* begin DATA ROWS *

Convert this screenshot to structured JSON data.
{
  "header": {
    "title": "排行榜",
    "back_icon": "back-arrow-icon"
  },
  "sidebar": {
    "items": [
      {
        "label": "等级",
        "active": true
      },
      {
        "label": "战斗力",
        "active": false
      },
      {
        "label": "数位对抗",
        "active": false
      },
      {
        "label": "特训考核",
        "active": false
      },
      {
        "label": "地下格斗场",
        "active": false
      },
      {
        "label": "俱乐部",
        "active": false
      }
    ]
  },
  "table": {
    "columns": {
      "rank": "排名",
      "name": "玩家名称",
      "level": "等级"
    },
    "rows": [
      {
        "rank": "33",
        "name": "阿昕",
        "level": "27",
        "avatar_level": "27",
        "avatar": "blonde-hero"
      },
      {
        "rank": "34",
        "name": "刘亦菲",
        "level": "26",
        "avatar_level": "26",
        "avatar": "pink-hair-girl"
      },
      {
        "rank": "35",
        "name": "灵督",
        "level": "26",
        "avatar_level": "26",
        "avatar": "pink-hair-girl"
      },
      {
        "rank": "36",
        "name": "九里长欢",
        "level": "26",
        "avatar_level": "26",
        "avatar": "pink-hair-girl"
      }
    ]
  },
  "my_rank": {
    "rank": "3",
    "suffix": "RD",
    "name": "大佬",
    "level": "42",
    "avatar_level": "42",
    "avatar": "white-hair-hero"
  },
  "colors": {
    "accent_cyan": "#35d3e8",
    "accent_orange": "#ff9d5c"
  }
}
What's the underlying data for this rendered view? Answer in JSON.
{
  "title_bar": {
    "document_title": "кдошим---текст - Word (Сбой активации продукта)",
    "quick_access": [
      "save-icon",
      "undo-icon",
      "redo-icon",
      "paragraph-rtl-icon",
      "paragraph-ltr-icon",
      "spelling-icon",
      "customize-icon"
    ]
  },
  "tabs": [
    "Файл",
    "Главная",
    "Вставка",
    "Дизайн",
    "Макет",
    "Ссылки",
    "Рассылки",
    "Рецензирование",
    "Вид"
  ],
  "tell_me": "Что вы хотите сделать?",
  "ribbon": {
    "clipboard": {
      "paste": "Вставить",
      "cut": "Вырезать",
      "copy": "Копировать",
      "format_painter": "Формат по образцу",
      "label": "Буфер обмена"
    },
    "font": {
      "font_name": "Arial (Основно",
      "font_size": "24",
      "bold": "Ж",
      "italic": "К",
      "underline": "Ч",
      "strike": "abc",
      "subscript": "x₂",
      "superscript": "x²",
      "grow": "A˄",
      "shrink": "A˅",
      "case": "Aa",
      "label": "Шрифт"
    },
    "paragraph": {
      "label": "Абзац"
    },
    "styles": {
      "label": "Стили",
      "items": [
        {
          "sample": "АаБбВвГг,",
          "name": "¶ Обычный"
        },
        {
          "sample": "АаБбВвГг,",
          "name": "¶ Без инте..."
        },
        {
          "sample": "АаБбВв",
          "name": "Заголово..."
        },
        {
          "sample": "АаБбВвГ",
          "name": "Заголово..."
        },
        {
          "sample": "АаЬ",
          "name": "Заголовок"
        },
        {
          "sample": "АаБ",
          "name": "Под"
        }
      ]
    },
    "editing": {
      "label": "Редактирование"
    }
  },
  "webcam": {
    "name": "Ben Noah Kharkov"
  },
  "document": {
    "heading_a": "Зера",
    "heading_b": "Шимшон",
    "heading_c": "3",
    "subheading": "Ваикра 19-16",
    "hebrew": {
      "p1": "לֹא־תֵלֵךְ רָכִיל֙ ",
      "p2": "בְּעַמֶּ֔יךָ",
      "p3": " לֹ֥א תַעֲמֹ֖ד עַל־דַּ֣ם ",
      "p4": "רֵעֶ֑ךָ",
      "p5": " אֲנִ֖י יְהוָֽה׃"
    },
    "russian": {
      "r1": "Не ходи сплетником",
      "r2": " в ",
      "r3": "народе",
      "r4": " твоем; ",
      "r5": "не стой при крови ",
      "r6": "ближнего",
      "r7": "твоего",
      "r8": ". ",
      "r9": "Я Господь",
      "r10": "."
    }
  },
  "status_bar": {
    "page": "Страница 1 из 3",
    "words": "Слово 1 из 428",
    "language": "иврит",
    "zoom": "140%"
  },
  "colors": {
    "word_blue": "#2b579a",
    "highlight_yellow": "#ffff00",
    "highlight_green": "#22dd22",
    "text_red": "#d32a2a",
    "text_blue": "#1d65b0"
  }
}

* end DATA ROWS *

== PROBLEM STATEMENT ==
Repeat the material above in full, quoting it exactly.

== SOLUTION FOR THIS PROBLEM ==
Convert this screenshot to structured JSON data.
{
  "header": {
    "title": "排行榜",
    "back_icon": "back-arrow-icon"
  },
  "sidebar": {
    "items": [
      {
        "label": "等级",
        "active": true
      },
      {
        "label": "战斗力",
        "active": false
      },
      {
        "label": "数位对抗",
        "active": false
      },
      {
        "label": "特训考核",
        "active": false
      },
      {
        "label": "地下格斗场",
        "active": false
      },
      {
        "label": "俱乐部",
        "active": false
      }
    ]
  },
  "table": {
    "columns": {
      "rank": "排名",
      "name": "玩家名称",
      "level": "等级"
    },
    "rows": [
      {
        "rank": "33",
        "name": "阿昕",
        "level": "27",
        "avatar_level": "27",
        "avatar": "blonde-hero"
      },
      {
        "rank": "34",
        "name": "刘亦菲",
        "level": "26",
        "avatar_level": "26",
        "avatar": "pink-hair-girl"
      },
      {
        "rank": "35",
        "name": "灵督",
        "level": "26",
        "avatar_level": "26",
        "avatar": "pink-hair-girl"
      },
      {
        "rank": "36",
        "name": "九里长欢",
        "level": "26",
        "avatar_level": "26",
        "avatar": "pink-hair-girl"
      }
    ]
  },
  "my_rank": {
    "rank": "3",
    "suffix": "RD",
    "name": "大佬",
    "level": "42",
    "avatar_level": "42",
    "avatar": "white-hair-hero"
  },
  "colors": {
    "accent_cyan": "#35d3e8",
    "accent_orange": "#ff9d5c"
  }
}
What's the underlying data for this rendered view? Answer in JSON.
{
  "title_bar": {
    "document_title": "кдошим---текст - Word (Сбой активации продукта)",
    "quick_access": [
      "save-icon",
      "undo-icon",
      "redo-icon",
      "paragraph-rtl-icon",
      "paragraph-ltr-icon",
      "spelling-icon",
      "customize-icon"
    ]
  },
  "tabs": [
    "Файл",
    "Главная",
    "Вставка",
    "Дизайн",
    "Макет",
    "Ссылки",
    "Рассылки",
    "Рецензирование",
    "Вид"
  ],
  "tell_me": "Что вы хотите сделать?",
  "ribbon": {
    "clipboard": {
      "paste": "Вставить",
      "cut": "Вырезать",
      "copy": "Копировать",
      "format_painter": "Формат по образцу",
      "label": "Буфер обмена"
    },
    "font": {
      "font_name": "Arial (Основно",
      "font_size": "24",
      "bold": "Ж",
      "italic": "К",
      "underline": "Ч",
      "strike": "abc",
      "subscript": "x₂",
      "superscript": "x²",
      "grow": "A˄",
      "shrink": "A˅",
      "case": "Aa",
      "label": "Шрифт"
    },
    "paragraph": {
      "label": "Абзац"
    },
    "styles": {
      "label": "Стили",
      "items": [
        {
          "sample": "АаБбВвГг,",
          "name": "¶ Обычный"
        },
        {
          "sample": "АаБбВвГг,",
          "name": "¶ Без инте..."
        },
        {
          "sample": "АаБбВв",
          "name": "Заголово..."
        },
        {
          "sample": "АаБбВвГ",
          "name": "Заголово..."
        },
        {
          "sample": "АаЬ",
          "name": "Заголовок"
        },
        {
          "sample": "АаБ",
          "name": "Под"
        }
      ]
    },
    "editing": {
      "label": "Редактирование"
    }
  },
  "webcam": {
    "name": "Ben Noah Kharkov"
  },
  "document": {
    "heading_a": "Зера",
    "heading_b": "Шимшон",
    "heading_c": "3",
    "subheading": "Ваикра 19-16",
    "hebrew": {
      "p1": "לֹא־תֵלֵךְ רָכִיל֙ ",
      "p2": "בְּעַמֶּ֔יךָ",
      "p3": " לֹ֥א תַעֲמֹ֖ד עַל־דַּ֣ם ",
      "p4": "רֵעֶ֑ךָ",
      "p5": " אֲנִ֖י יְהוָֽה׃"
    },
    "russian": {
      "r1": "Не ходи сплетником",
      "r2": " в ",
      "r3": "народе",
      "r4": " твоем; ",
      "r5": "не стой при крови ",
      "r6": "ближнего",
      "r7": "твоего",
      "r8": ". ",
      "r9": "Я Господь",
      "r10": "."
    }
  },
  "status_bar": {
    "page": "Страница 1 из 3",
    "words": "Слово 1 из 428",
    "language": "иврит",
    "zoom": "140%"
  },
  "colors": {
    "word_blue": "#2b579a",
    "highlight_yellow": "#ffff00",
    "highlight_green": "#22dd22",
    "text_red": "#d32a2a",
    "text_blue": "#1d65b0"
  }
}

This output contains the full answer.